* _WORK TO DO_
Collect every line of the records below that contains the word "including".

►

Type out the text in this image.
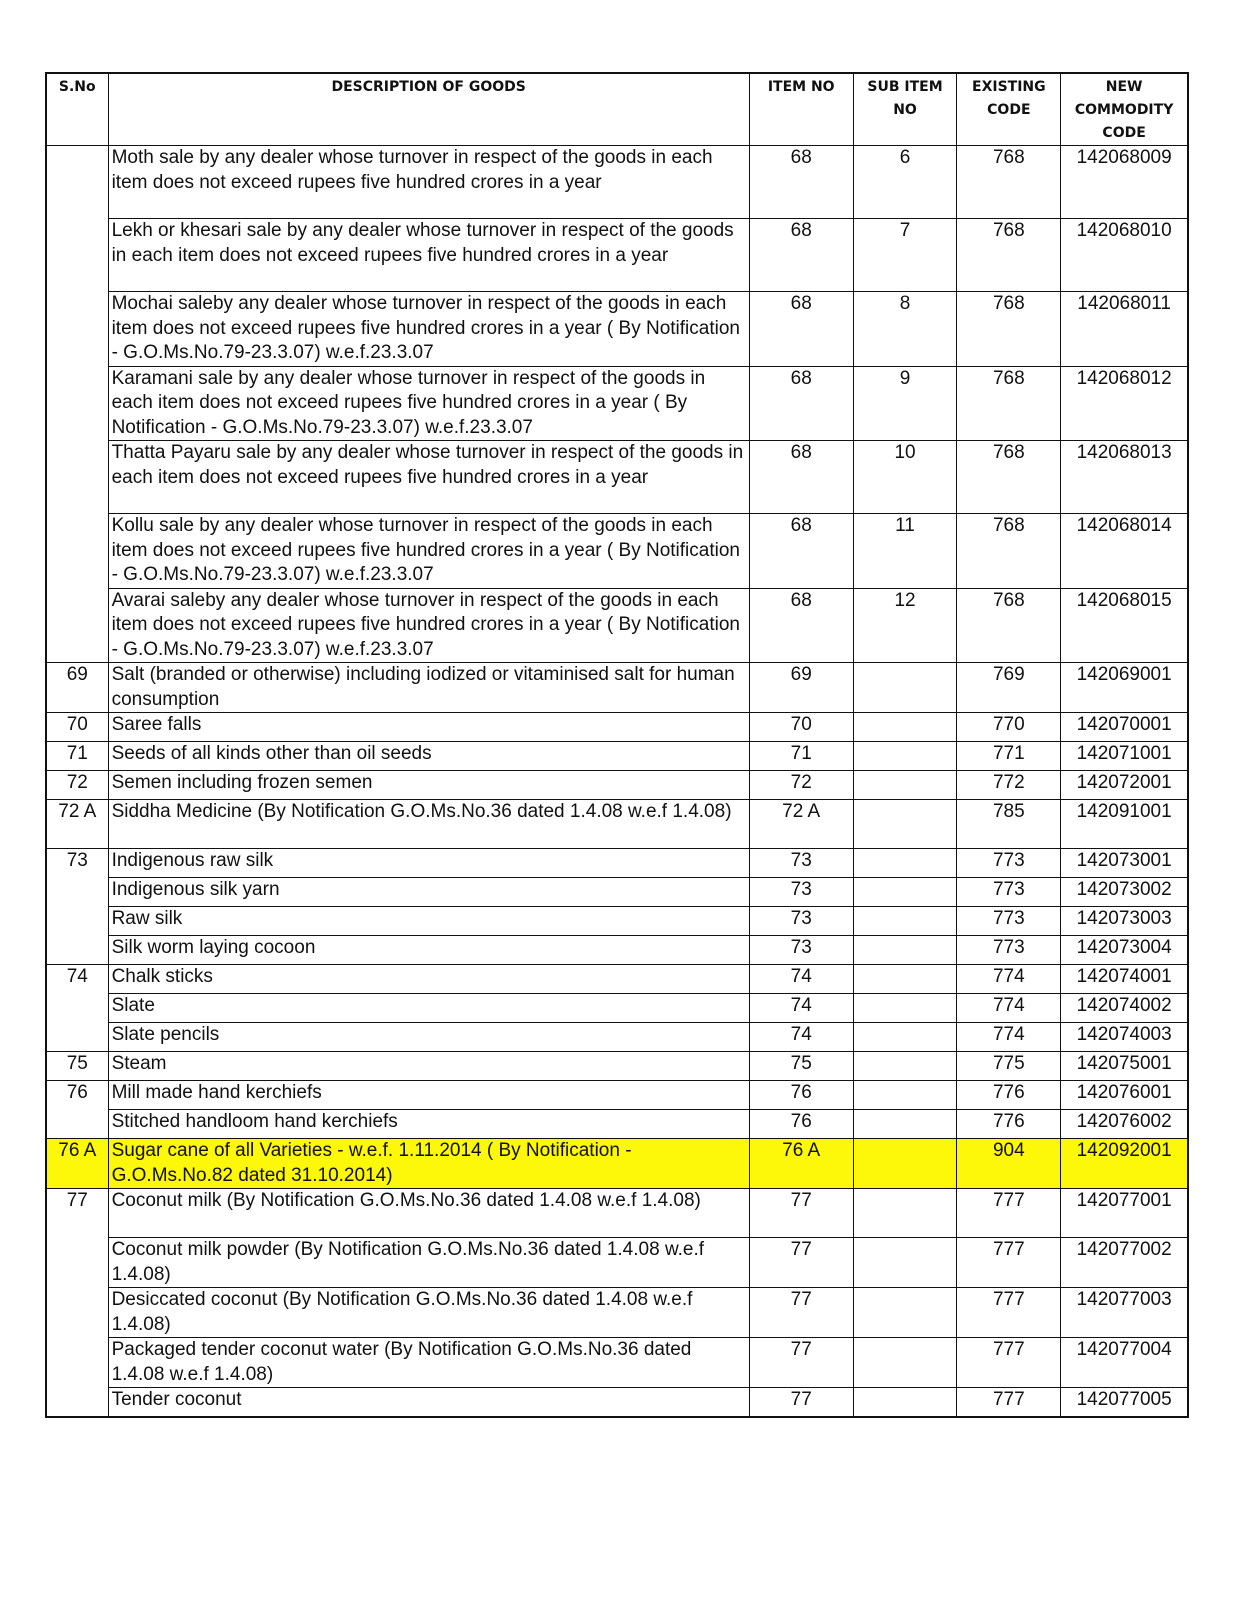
S.No	DESCRIPTION OF GOODS	ITEM NO	SUB ITEM NO	EXISTING CODE	NEW COMMODITY CODE
	Moth sale by any dealer whose turnover in respect of the goods in each item does not exceed rupees five hundred crores in a year	68	6	768	142068009
	Lekh or khesari sale by any dealer whose turnover in respect of the goods in each item does not exceed rupees five hundred crores in a year	68	7	768	142068010
	Mochai saleby any dealer whose turnover in respect of the goods in each item does not exceed rupees five hundred crores in a year ( By Notification - G.O.Ms.No.79-23.3.07) w.e.f.23.3.07	68	8	768	142068011
	Karamani sale by any dealer whose turnover in respect of the goods in each item does not exceed rupees five hundred crores in a year ( By Notification - G.O.Ms.No.79-23.3.07) w.e.f.23.3.07	68	9	768	142068012
	Thatta Payaru sale by any dealer whose turnover in respect of the goods in each item does not exceed rupees five hundred crores in a year	68	10	768	142068013
	Kollu sale by any dealer whose turnover in respect of the goods in each item does not exceed rupees five hundred crores in a year ( By Notification - G.O.Ms.No.79-23.3.07) w.e.f.23.3.07	68	11	768	142068014
	Avarai saleby any dealer whose turnover in respect of the goods in each item does not exceed rupees five hundred crores in a year ( By Notification - G.O.Ms.No.79-23.3.07) w.e.f.23.3.07	68	12	768	142068015
69	Salt (branded or otherwise) including iodized or vitaminised salt for human consumption	69		769	142069001
70	Saree falls	70		770	142070001
71	Seeds of all kinds other than oil seeds	71		771	142071001
72	Semen including frozen semen	72		772	142072001
72 A	Siddha Medicine (By Notification G.O.Ms.No.36 dated 1.4.08 w.e.f 1.4.08)	72 A		785	142091001
73	Indigenous raw silk	73		773	142073001
	Indigenous silk yarn	73		773	142073002
	Raw silk	73		773	142073003
	Silk worm laying cocoon	73		773	142073004
74	Chalk sticks	74		774	142074001
	Slate	74		774	142074002
	Slate pencils	74		774	142074003
75	Steam	75		775	142075001
76	Mill made hand kerchiefs	76		776	142076001
	Stitched handloom hand kerchiefs	76		776	142076002
76 A	Sugar cane of all Varieties - w.e.f. 1.11.2014 ( By Notification - G.O.Ms.No.82 dated 31.10.2014)	76 A		904	142092001
77	Coconut milk (By Notification G.O.Ms.No.36 dated 1.4.08 w.e.f 1.4.08)	77		777	142077001
	Coconut milk powder (By Notification G.O.Ms.No.36 dated 1.4.08 w.e.f 1.4.08)	77		777	142077002
	Desiccated coconut (By Notification G.O.Ms.No.36 dated 1.4.08 w.e.f 1.4.08)	77		777	142077003
	Packaged tender coconut water (By Notification G.O.Ms.No.36 dated 1.4.08 w.e.f 1.4.08)	77		777	142077004
	Tender coconut	77		777	142077005
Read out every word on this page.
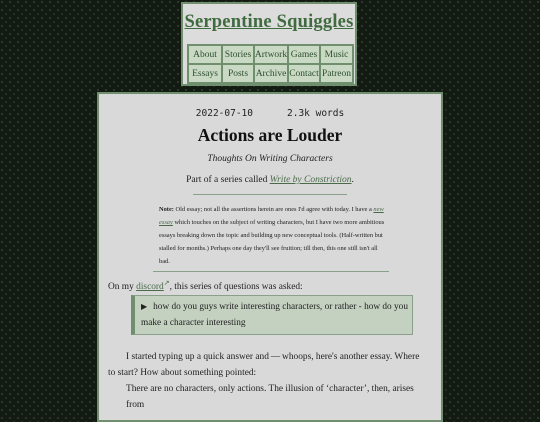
Serpentine Squiggles
About Stories Artwork Games Music
Essays	Posts Archive Contact Patreon
2022-07-10	2.3k words
Actions are Louder
Thoughts On Writing Characters
Part of a series called Write by Constriction.
Note: Old essay; not all the assertions herein are ones I'd agree with today. I have a new essay which touches on the subject of writing characters, but I have two more ambitious essays breaking down the topic and building up new conceptual tools. (Half-written but stalled for months.) Perhaps one day they'll see fruition; till then, this one still isn't all bad.
On my discord↗, this series of questions was asked:
▶ how do you guys write interesting characters, or rather - how do you make a character interesting
I started typing up a quick answer and — whoops, here's another essay. Where to start? How about something pointed:
There are no characters, only actions. The illusion of ‘character’, then, arises from
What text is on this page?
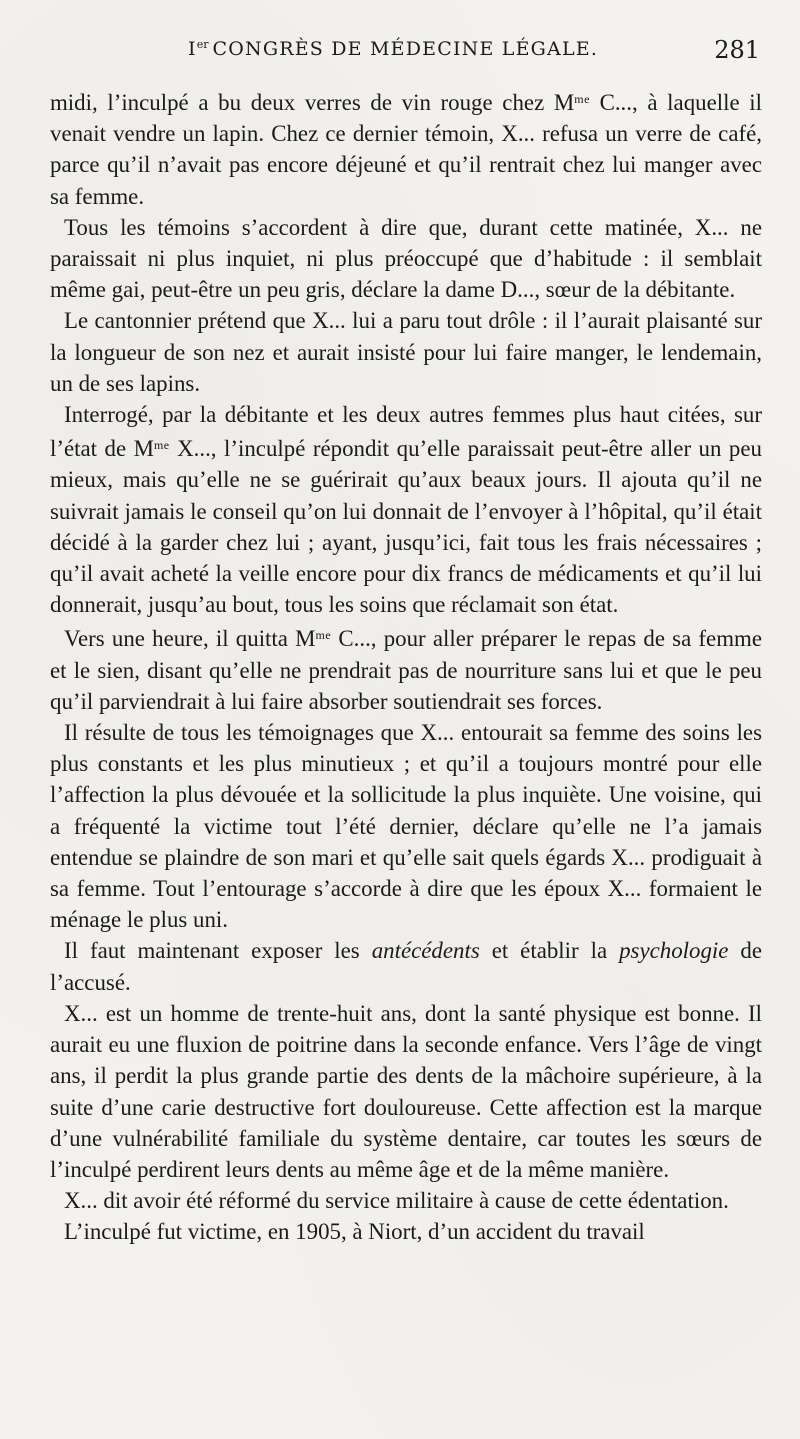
Ier CONGRÈS DE MÉDECINE LÉGALE.	281

midi, l’inculpé a bu deux verres de vin rouge chez $M^{me}$ C..., à laquelle il venait vendre un lapin. Chez ce dernier témoin, X... refusa un verre de café, parce qu’il n’avait pas encore déjeuné et qu’il rentrait chez lui manger avec sa femme.

Tous les témoins s’accordent à dire que, durant cette matinée, X... ne paraissait ni plus inquiet, ni plus préoccupé que d’habitude : il semblait même gai, peut-être un peu gris, déclare la dame D..., sœur de la débitante.

Le cantonnier prétend que X... lui a paru tout drôle : il l’aurait plaisanté sur la longueur de son nez et aurait insisté pour lui faire manger, le lendemain, un de ses lapins.

Interrogé, par la débitante et les deux autres femmes plus haut citées, sur l’état de $M^{me}$ X..., l’inculpé répondit qu’elle paraissait peut-être aller un peu mieux, mais qu’elle ne se guérirait qu’aux beaux jours. Il ajouta qu’il ne suivrait jamais le conseil qu’on lui donnait de l’envoyer à l’hôpital, qu’il était décidé à la garder chez lui ; ayant, jusqu’ici, fait tous les frais nécessaires ; qu’il avait acheté la veille encore pour dix francs de médicaments et qu’il lui donnerait, jusqu’au bout, tous les soins que réclamait son état.

Vers une heure, il quitta $M^{me}$ C..., pour aller préparer le repas de sa femme et le sien, disant qu’elle ne prendrait pas de nourriture sans lui et que le peu qu’il parviendrait à lui faire absorber soutiendrait ses forces.

Il résulte de tous les témoignages que X... entourait sa femme des soins les plus constants et les plus minutieux ; et qu’il a toujours montré pour elle l’affection la plus dévouée et la sollicitude la plus inquiète. Une voisine, qui a fréquenté la victime tout l’été dernier, déclare qu’elle ne l’a jamais entendue se plaindre de son mari et qu’elle sait quels égards X... prodiguait à sa femme. Tout l’entourage s’accorde à dire que les époux X... formaient le ménage le plus uni.

Il faut maintenant exposer les antécédents et établir la psychologie de l’accusé.

X... est un homme de trente-huit ans, dont la santé physique est bonne. Il aurait eu une fluxion de poitrine dans la seconde enfance. Vers l’âge de vingt ans, il perdit la plus grande partie des dents de la mâchoire supérieure, à la suite d’une carie destructive fort douloureuse. Cette affection est la marque d’une vulnérabilité familiale du système dentaire, car toutes les sœurs de l’inculpé perdirent leurs dents au même âge et de la même manière.

X... dit avoir été réformé du service militaire à cause de cette édentation.

L’inculpé fut victime, en 1905, à Niort, d’un accident du travail
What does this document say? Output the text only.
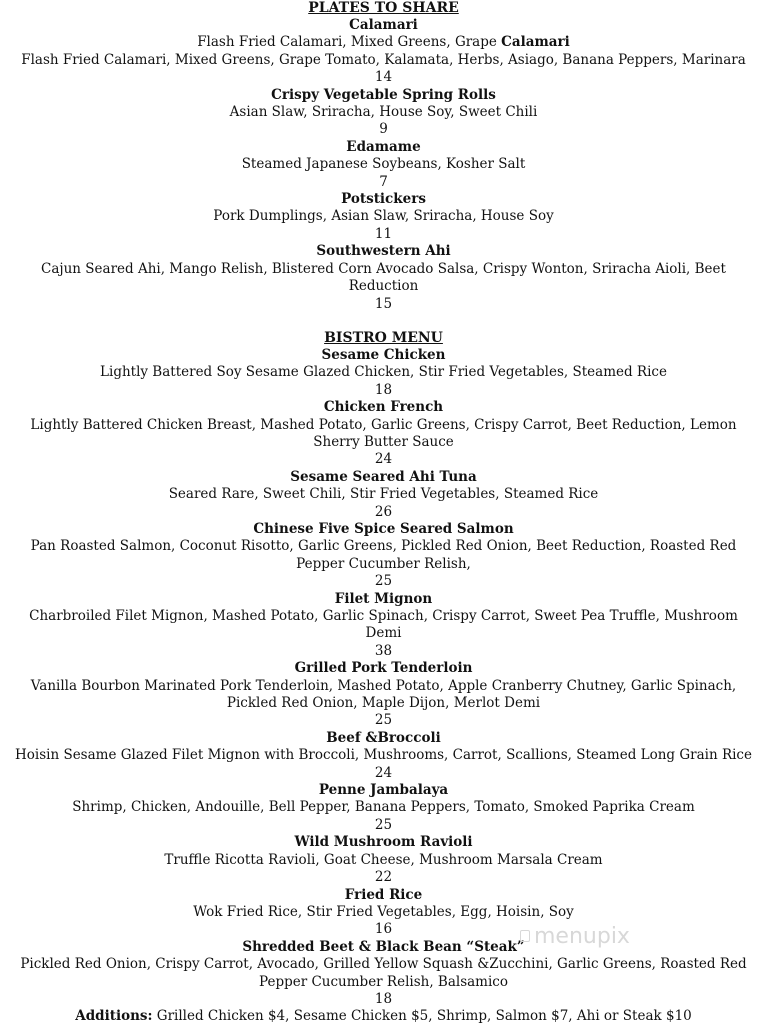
PLATES TO SHARE

Calamari

Flash Fried Calamari, Mixed Greens, Grape Calamari

Flash Fried Calamari, Mixed Greens, Grape Tomato, Kalamata, Herbs, Asiago, Banana Peppers, Marinara

14

Crispy Vegetable Spring Rolls

Asian Slaw, Sriracha, House Soy, Sweet Chili

9

Edamame

Steamed Japanese Soybeans, Kosher Salt

7

Potstickers

Pork Dumplings, Asian Slaw, Sriracha, House Soy

11

Southwestern Ahi

Cajun Seared Ahi, Mango Relish, Blistered Corn Avocado Salsa, Crispy Wonton, Sriracha Aioli, Beet Reduction

15

BISTRO MENU

Sesame Chicken

Lightly Battered Soy Sesame Glazed Chicken, Stir Fried Vegetables, Steamed Rice

18

Chicken French

Lightly Battered Chicken Breast, Mashed Potato, Garlic Greens, Crispy Carrot, Beet Reduction, Lemon Sherry Butter Sauce

24

Sesame Seared Ahi Tuna

Seared Rare, Sweet Chili, Stir Fried Vegetables, Steamed Rice

26

Chinese Five Spice Seared Salmon

Pan Roasted Salmon, Coconut Risotto, Garlic Greens, Pickled Red Onion, Beet Reduction, Roasted Red Pepper Cucumber Relish,

25

Filet Mignon

Charbroiled Filet Mignon, Mashed Potato, Garlic Spinach, Crispy Carrot, Sweet Pea Truffle, Mushroom Demi

38

Grilled Pork Tenderloin

Vanilla Bourbon Marinated Pork Tenderloin, Mashed Potato, Apple Cranberry Chutney, Garlic Spinach, Pickled Red Onion, Maple Dijon, Merlot Demi

25

Beef &Broccoli

Hoisin Sesame Glazed Filet Mignon with Broccoli, Mushrooms, Carrot, Scallions, Steamed Long Grain Rice

24

Penne Jambalaya

Shrimp, Chicken, Andouille, Bell Pepper, Banana Peppers, Tomato, Smoked Paprika Cream

25

Wild Mushroom Ravioli

Truffle Ricotta Ravioli, Goat Cheese, Mushroom Marsala Cream

22

Fried Rice

Wok Fried Rice, Stir Fried Vegetables, Egg, Hoisin, Soy

16

Shredded Beet & Black Bean “Steak”

Pickled Red Onion, Crispy Carrot, Avocado, Grilled Yellow Squash &Zucchini, Garlic Greens, Roasted Red Pepper Cucumber Relish, Balsamico

18

Additions: Grilled Chicken $4, Sesame Chicken $5, Shrimp, Salmon $7, Ahi or Steak $10

menupix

◄

* _REPLY_
69	Salt (branded or otherwise) including iodized or vitaminised salt for human consumption	69		769	142069001
72	Semen including frozen semen	72		772	142072001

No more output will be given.